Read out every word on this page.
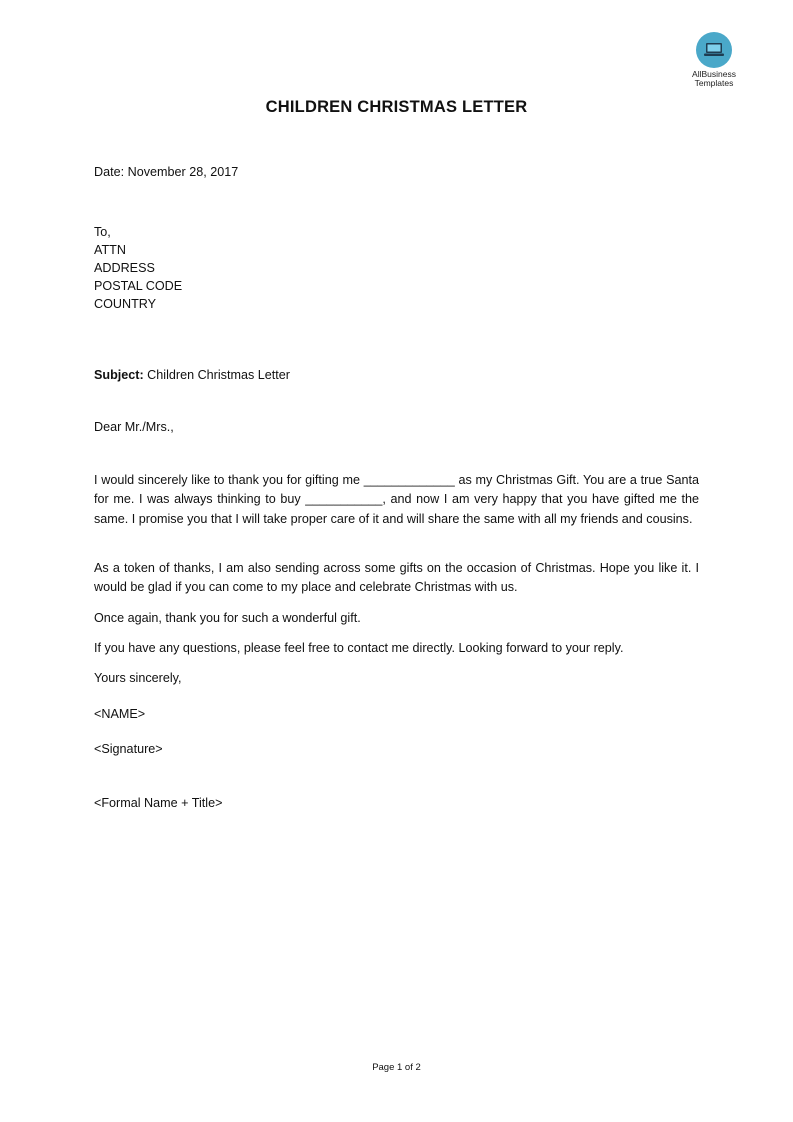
AllBusiness
Templates
CHILDREN CHRISTMAS LETTER
Date: November 28, 2017
To,
ATTN
ADDRESS
POSTAL CODE
COUNTRY
Subject: Children Christmas Letter
Dear Mr./Mrs.,
I would sincerely like to thank you for gifting me _____________ as my Christmas Gift. You are a true Santa for me. I was always thinking to buy ___________, and now I am very happy that you have gifted me the same. I promise you that I will take proper care of it and will share the same with all my friends and cousins.
As a token of thanks, I am also sending across some gifts on the occasion of Christmas. Hope you like it. I would be glad if you can come to my place and celebrate Christmas with us.
Once again, thank you for such a wonderful gift.
If you have any questions, please feel free to contact me directly. Looking forward to your reply.
Yours sincerely,
<NAME>
<Signature>
<Formal Name + Title>
Page 1 of 2
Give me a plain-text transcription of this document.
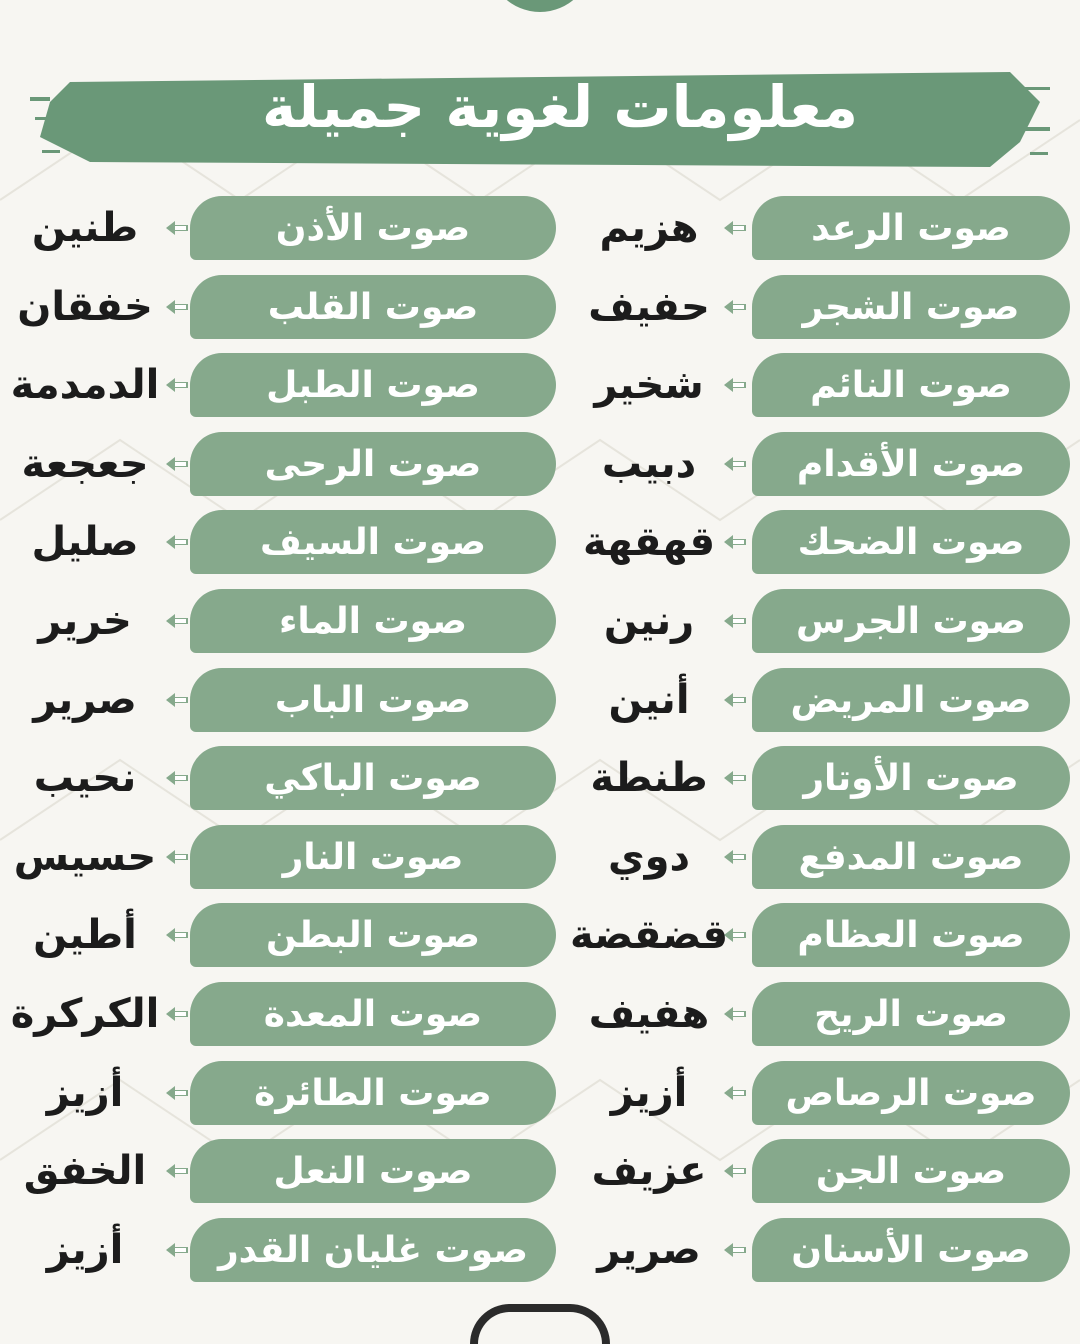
معلومات لغوية جميلة
صوت الرعد
هزيم
صوت الشجر
حفيف
صوت النائم
شخير
صوت الأقدام
دبيب
صوت الضحك
قهقهة
صوت الجرس
رنين
صوت المريض
أنين
صوت الأوتار
طنطة
صوت المدفع
دوي
صوت العظام
قضقضة
صوت الريح
هفيف
صوت الرصاص
أزيز
صوت الجن
عزيف
صوت الأسنان
صرير
صوت الأذن
طنين
صوت القلب
خفقان
صوت الطبل
الدمدمة
صوت الرحى
جعجعة
صوت السيف
صليل
صوت الماء
خرير
صوت الباب
صرير
صوت الباكي
نحيب
صوت النار
حسيس
صوت البطن
أطين
صوت المعدة
الكركرة
صوت الطائرة
أزيز
صوت النعل
الخفق
صوت غليان القدر
أزيز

————————

Repeat all of the data above word for word, minus the pictures.

• _Reply to the task_
Read out every word on this page.
AllBusiness
Templates
CHILDREN CHRISTMAS LETTER
Date: November 28, 2017
To,
ATTN
ADDRESS
POSTAL CODE
COUNTRY
Subject: Children Christmas Letter
Dear Mr./Mrs.,
I would sincerely like to thank you for gifting me _____________ as my Christmas Gift. You are a true Santa for me. I was always thinking to buy ___________, and now I am very happy that you have gifted me the same. I promise you that I will take proper care of it and will share the same with all my friends and cousins.
As a token of thanks, I am also sending across some gifts on the occasion of Christmas. Hope you like it. I would be glad if you can come to my place and celebrate Christmas with us.
Once again, thank you for such a wonderful gift.
If you have any questions, please feel free to contact me directly. Looking forward to your reply.
Yours sincerely,
<NAME>
<Signature>
<Formal Name + Title>
Page 1 of 2
Give me a plain-text transcription of this document.
معلومات لغوية جميلة
صوت الرعد
هزيم
صوت الشجر
حفيف
صوت النائم
شخير
صوت الأقدام
دبيب
صوت الضحك
قهقهة
صوت الجرس
رنين
صوت المريض
أنين
صوت الأوتار
طنطة
صوت المدفع
دوي
صوت العظام
قضقضة
صوت الريح
هفيف
صوت الرصاص
أزيز
صوت الجن
عزيف
صوت الأسنان
صرير
صوت الأذن
طنين
صوت القلب
خفقان
صوت الطبل
الدمدمة
صوت الرحى
جعجعة
صوت السيف
صليل
صوت الماء
خرير
صوت الباب
صرير
صوت الباكي
نحيب
صوت النار
حسيس
صوت البطن
أطين
صوت المعدة
الكركرة
صوت الطائرة
أزيز
صوت النعل
الخفق
صوت غليان القدر
أزيز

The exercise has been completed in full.